● **Extracted records**
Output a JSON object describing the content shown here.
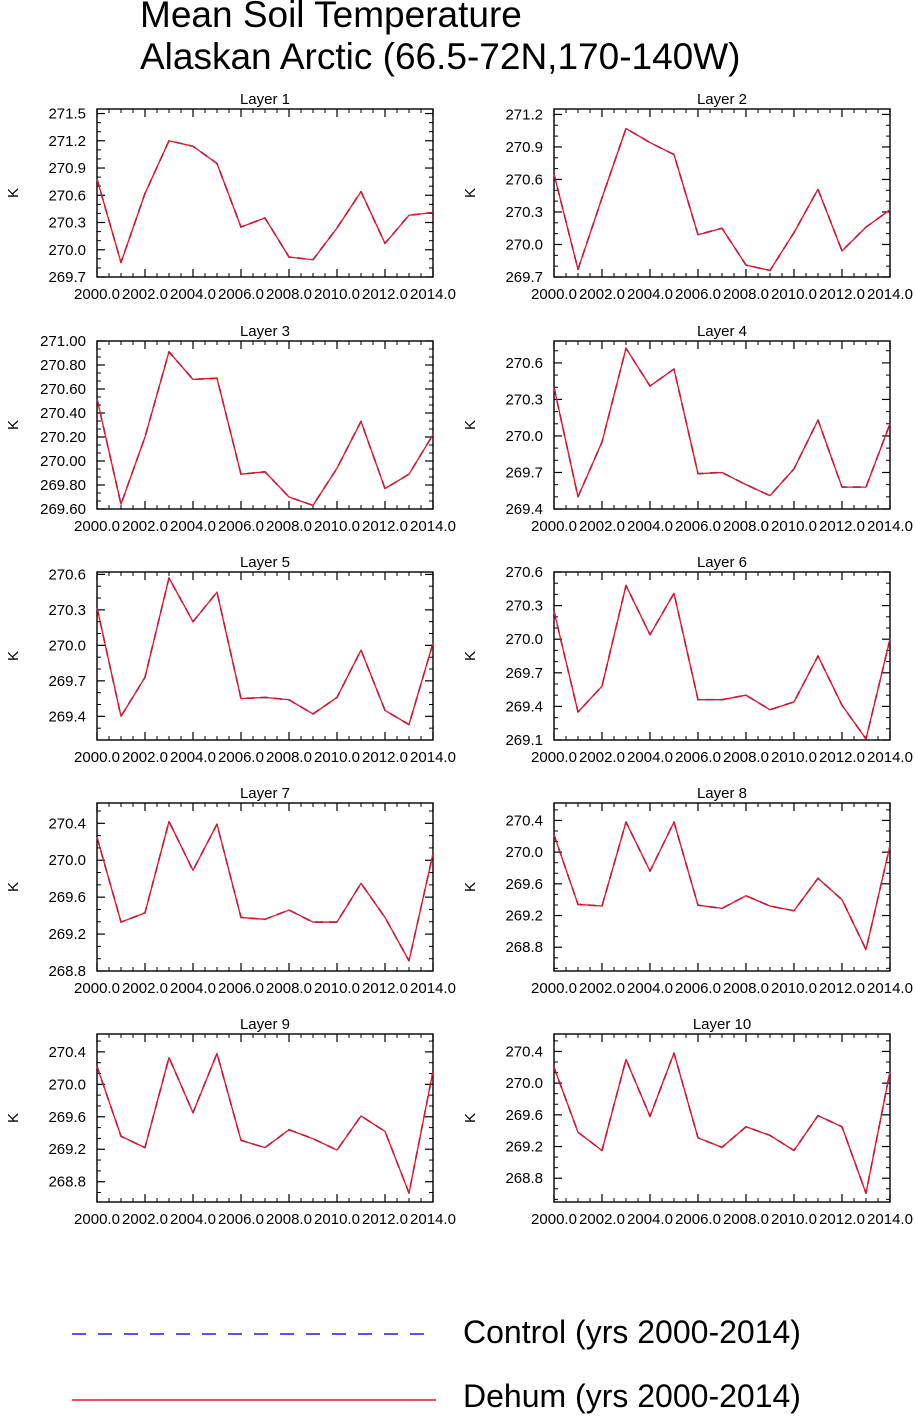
{
  "title": {
    "line1": "Mean Soil Temperature",
    "line2": "Alaskan Arctic (66.5-72N,170-140W)"
  },
  "colors": {
    "control": "#1f1fd6",
    "dehum": "#e8141b",
    "axis": "#000000"
  },
  "legend": {
    "control_label": "Control (yrs 2000-2014)",
    "dehum_label": "Dehum (yrs 2000-2014)"
  },
  "chart_data": [
    {
      "type": "line",
      "title": "Layer 1",
      "ylabel": "K",
      "x": [
        2000,
        2001,
        2002,
        2003,
        2004,
        2005,
        2006,
        2007,
        2008,
        2009,
        2010,
        2011,
        2012,
        2013,
        2014
      ],
      "xticks": [
        "2000.0",
        "2002.0",
        "2004.0",
        "2006.0",
        "2008.0",
        "2010.0",
        "2012.0",
        "2014.0"
      ],
      "xlim": [
        2000,
        2014
      ],
      "ylim": [
        269.7,
        271.55
      ],
      "yticks": [
        "269.7",
        "270.0",
        "270.3",
        "270.6",
        "270.9",
        "271.2",
        "271.5"
      ],
      "series": [
        {
          "name": "Control (yrs 2000-2014)",
          "values": [
            270.78,
            269.86,
            270.62,
            271.2,
            271.14,
            270.95,
            270.25,
            270.35,
            269.92,
            269.89,
            270.24,
            270.64,
            270.07,
            270.38,
            270.41
          ]
        },
        {
          "name": "Dehum (yrs 2000-2014)",
          "values": [
            270.78,
            269.86,
            270.62,
            271.2,
            271.14,
            270.95,
            270.25,
            270.35,
            269.92,
            269.89,
            270.24,
            270.64,
            270.07,
            270.38,
            270.41
          ]
        }
      ]
    },
    {
      "type": "line",
      "title": "Layer 2",
      "ylabel": "K",
      "x": [
        2000,
        2001,
        2002,
        2003,
        2004,
        2005,
        2006,
        2007,
        2008,
        2009,
        2010,
        2011,
        2012,
        2013,
        2014
      ],
      "xticks": [
        "2000.0",
        "2002.0",
        "2004.0",
        "2006.0",
        "2008.0",
        "2010.0",
        "2012.0",
        "2014.0"
      ],
      "xlim": [
        2000,
        2014
      ],
      "ylim": [
        269.7,
        271.25
      ],
      "yticks": [
        "269.7",
        "270.0",
        "270.3",
        "270.6",
        "270.9",
        "271.2"
      ],
      "series": [
        {
          "name": "Control (yrs 2000-2014)",
          "values": [
            270.65,
            269.77,
            270.43,
            271.07,
            270.94,
            270.83,
            270.09,
            270.15,
            269.81,
            269.76,
            270.11,
            270.51,
            269.94,
            270.16,
            270.32
          ]
        },
        {
          "name": "Dehum (yrs 2000-2014)",
          "values": [
            270.65,
            269.77,
            270.43,
            271.07,
            270.94,
            270.83,
            270.09,
            270.15,
            269.81,
            269.76,
            270.11,
            270.51,
            269.94,
            270.16,
            270.32
          ]
        }
      ]
    },
    {
      "type": "line",
      "title": "Layer 3",
      "ylabel": "K",
      "x": [
        2000,
        2001,
        2002,
        2003,
        2004,
        2005,
        2006,
        2007,
        2008,
        2009,
        2010,
        2011,
        2012,
        2013,
        2014
      ],
      "xticks": [
        "2000.0",
        "2002.0",
        "2004.0",
        "2006.0",
        "2008.0",
        "2010.0",
        "2012.0",
        "2014.0"
      ],
      "xlim": [
        2000,
        2014
      ],
      "ylim": [
        269.6,
        271.0
      ],
      "yticks": [
        "269.60",
        "269.80",
        "270.00",
        "270.20",
        "270.40",
        "270.60",
        "270.80",
        "271.00"
      ],
      "series": [
        {
          "name": "Control (yrs 2000-2014)",
          "values": [
            270.52,
            269.64,
            270.2,
            270.91,
            270.68,
            270.69,
            269.89,
            269.91,
            269.7,
            269.63,
            269.94,
            270.33,
            269.77,
            269.89,
            270.22
          ]
        },
        {
          "name": "Dehum (yrs 2000-2014)",
          "values": [
            270.52,
            269.64,
            270.2,
            270.91,
            270.68,
            270.69,
            269.89,
            269.91,
            269.7,
            269.63,
            269.94,
            270.33,
            269.77,
            269.89,
            270.22
          ]
        }
      ]
    },
    {
      "type": "line",
      "title": "Layer 4",
      "ylabel": "K",
      "x": [
        2000,
        2001,
        2002,
        2003,
        2004,
        2005,
        2006,
        2007,
        2008,
        2009,
        2010,
        2011,
        2012,
        2013,
        2014
      ],
      "xticks": [
        "2000.0",
        "2002.0",
        "2004.0",
        "2006.0",
        "2008.0",
        "2010.0",
        "2012.0",
        "2014.0"
      ],
      "xlim": [
        2000,
        2014
      ],
      "ylim": [
        269.4,
        270.78
      ],
      "yticks": [
        "269.4",
        "269.7",
        "270.0",
        "270.3",
        "270.6"
      ],
      "series": [
        {
          "name": "Control (yrs 2000-2014)",
          "values": [
            270.4,
            269.5,
            269.95,
            270.72,
            270.41,
            270.55,
            269.69,
            269.7,
            269.6,
            269.51,
            269.73,
            270.13,
            269.58,
            269.58,
            270.1
          ]
        },
        {
          "name": "Dehum (yrs 2000-2014)",
          "values": [
            270.4,
            269.5,
            269.95,
            270.72,
            270.41,
            270.55,
            269.69,
            269.7,
            269.6,
            269.51,
            269.73,
            270.13,
            269.58,
            269.58,
            270.1
          ]
        }
      ]
    },
    {
      "type": "line",
      "title": "Layer 5",
      "ylabel": "K",
      "x": [
        2000,
        2001,
        2002,
        2003,
        2004,
        2005,
        2006,
        2007,
        2008,
        2009,
        2010,
        2011,
        2012,
        2013,
        2014
      ],
      "xticks": [
        "2000.0",
        "2002.0",
        "2004.0",
        "2006.0",
        "2008.0",
        "2010.0",
        "2012.0",
        "2014.0"
      ],
      "xlim": [
        2000,
        2014
      ],
      "ylim": [
        269.2,
        270.62
      ],
      "yticks": [
        "269.4",
        "269.7",
        "270.0",
        "270.3",
        "270.6"
      ],
      "series": [
        {
          "name": "Control (yrs 2000-2014)",
          "values": [
            270.32,
            269.4,
            269.73,
            270.57,
            270.2,
            270.45,
            269.55,
            269.56,
            269.54,
            269.42,
            269.56,
            269.96,
            269.45,
            269.33,
            270.02
          ]
        },
        {
          "name": "Dehum (yrs 2000-2014)",
          "values": [
            270.32,
            269.4,
            269.73,
            270.57,
            270.2,
            270.45,
            269.55,
            269.56,
            269.54,
            269.42,
            269.56,
            269.96,
            269.45,
            269.33,
            270.02
          ]
        }
      ]
    },
    {
      "type": "line",
      "title": "Layer 6",
      "ylabel": "K",
      "x": [
        2000,
        2001,
        2002,
        2003,
        2004,
        2005,
        2006,
        2007,
        2008,
        2009,
        2010,
        2011,
        2012,
        2013,
        2014
      ],
      "xticks": [
        "2000.0",
        "2002.0",
        "2004.0",
        "2006.0",
        "2008.0",
        "2010.0",
        "2012.0",
        "2014.0"
      ],
      "xlim": [
        2000,
        2014
      ],
      "ylim": [
        269.1,
        270.6
      ],
      "yticks": [
        "269.1",
        "269.4",
        "269.7",
        "270.0",
        "270.3",
        "270.6"
      ],
      "series": [
        {
          "name": "Control (yrs 2000-2014)",
          "values": [
            270.25,
            269.35,
            269.58,
            270.48,
            270.04,
            270.41,
            269.46,
            269.46,
            269.5,
            269.37,
            269.44,
            269.85,
            269.41,
            269.11,
            270.0
          ]
        },
        {
          "name": "Dehum (yrs 2000-2014)",
          "values": [
            270.25,
            269.35,
            269.58,
            270.48,
            270.04,
            270.41,
            269.46,
            269.46,
            269.5,
            269.37,
            269.44,
            269.85,
            269.41,
            269.11,
            270.0
          ]
        }
      ]
    },
    {
      "type": "line",
      "title": "Layer 7",
      "ylabel": "K",
      "x": [
        2000,
        2001,
        2002,
        2003,
        2004,
        2005,
        2006,
        2007,
        2008,
        2009,
        2010,
        2011,
        2012,
        2013,
        2014
      ],
      "xticks": [
        "2000.0",
        "2002.0",
        "2004.0",
        "2006.0",
        "2008.0",
        "2010.0",
        "2012.0",
        "2014.0"
      ],
      "xlim": [
        2000,
        2014
      ],
      "ylim": [
        268.8,
        270.62
      ],
      "yticks": [
        "268.8",
        "269.2",
        "269.6",
        "270.0",
        "270.4"
      ],
      "series": [
        {
          "name": "Control (yrs 2000-2014)",
          "values": [
            270.25,
            269.33,
            269.43,
            270.42,
            269.89,
            270.39,
            269.38,
            269.36,
            269.46,
            269.33,
            269.33,
            269.75,
            269.38,
            268.91,
            270.07
          ]
        },
        {
          "name": "Dehum (yrs 2000-2014)",
          "values": [
            270.25,
            269.33,
            269.43,
            270.42,
            269.89,
            270.39,
            269.38,
            269.36,
            269.46,
            269.33,
            269.33,
            269.75,
            269.38,
            268.91,
            270.07
          ]
        }
      ]
    },
    {
      "type": "line",
      "title": "Layer 8",
      "ylabel": "K",
      "x": [
        2000,
        2001,
        2002,
        2003,
        2004,
        2005,
        2006,
        2007,
        2008,
        2009,
        2010,
        2011,
        2012,
        2013,
        2014
      ],
      "xticks": [
        "2000.0",
        "2002.0",
        "2004.0",
        "2006.0",
        "2008.0",
        "2010.0",
        "2012.0",
        "2014.0"
      ],
      "xlim": [
        2000,
        2014
      ],
      "ylim": [
        268.5,
        270.62
      ],
      "yticks": [
        "268.8",
        "269.2",
        "269.6",
        "270.0",
        "270.4"
      ],
      "series": [
        {
          "name": "Control (yrs 2000-2014)",
          "values": [
            270.22,
            269.34,
            269.32,
            270.38,
            269.76,
            270.38,
            269.33,
            269.29,
            269.45,
            269.32,
            269.26,
            269.67,
            269.4,
            268.77,
            270.08
          ]
        },
        {
          "name": "Dehum (yrs 2000-2014)",
          "values": [
            270.22,
            269.34,
            269.32,
            270.38,
            269.76,
            270.38,
            269.33,
            269.29,
            269.45,
            269.32,
            269.26,
            269.67,
            269.4,
            268.77,
            270.08
          ]
        }
      ]
    },
    {
      "type": "line",
      "title": "Layer 9",
      "ylabel": "K",
      "x": [
        2000,
        2001,
        2002,
        2003,
        2004,
        2005,
        2006,
        2007,
        2008,
        2009,
        2010,
        2011,
        2012,
        2013,
        2014
      ],
      "xticks": [
        "2000.0",
        "2002.0",
        "2004.0",
        "2006.0",
        "2008.0",
        "2010.0",
        "2012.0",
        "2014.0"
      ],
      "xlim": [
        2000,
        2014
      ],
      "ylim": [
        268.55,
        270.62
      ],
      "yticks": [
        "268.8",
        "269.2",
        "269.6",
        "270.0",
        "270.4"
      ],
      "series": [
        {
          "name": "Control (yrs 2000-2014)",
          "values": [
            270.22,
            269.36,
            269.22,
            270.33,
            269.65,
            270.38,
            269.31,
            269.22,
            269.44,
            269.33,
            269.19,
            269.61,
            269.42,
            268.66,
            270.16
          ]
        },
        {
          "name": "Dehum (yrs 2000-2014)",
          "values": [
            270.22,
            269.36,
            269.22,
            270.33,
            269.65,
            270.38,
            269.31,
            269.22,
            269.44,
            269.33,
            269.19,
            269.61,
            269.42,
            268.66,
            270.16
          ]
        }
      ]
    },
    {
      "type": "line",
      "title": "Layer 10",
      "ylabel": "K",
      "x": [
        2000,
        2001,
        2002,
        2003,
        2004,
        2005,
        2006,
        2007,
        2008,
        2009,
        2010,
        2011,
        2012,
        2013,
        2014
      ],
      "xticks": [
        "2000.0",
        "2002.0",
        "2004.0",
        "2006.0",
        "2008.0",
        "2010.0",
        "2012.0",
        "2014.0"
      ],
      "xlim": [
        2000,
        2014
      ],
      "ylim": [
        268.5,
        270.62
      ],
      "yticks": [
        "268.8",
        "269.2",
        "269.6",
        "270.0",
        "270.4"
      ],
      "series": [
        {
          "name": "Control (yrs 2000-2014)",
          "values": [
            270.2,
            269.38,
            269.15,
            270.3,
            269.58,
            270.38,
            269.31,
            269.19,
            269.45,
            269.34,
            269.15,
            269.59,
            269.45,
            268.61,
            270.15
          ]
        },
        {
          "name": "Dehum (yrs 2000-2014)",
          "values": [
            270.2,
            269.38,
            269.15,
            270.3,
            269.58,
            270.38,
            269.31,
            269.19,
            269.45,
            269.34,
            269.15,
            269.59,
            269.45,
            268.61,
            270.15
          ]
        }
      ]
    }
  ]
}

● **Goal**
Count every line in the entries above where the word "Layer" appears; respond with the number alone.

● **Solution**
10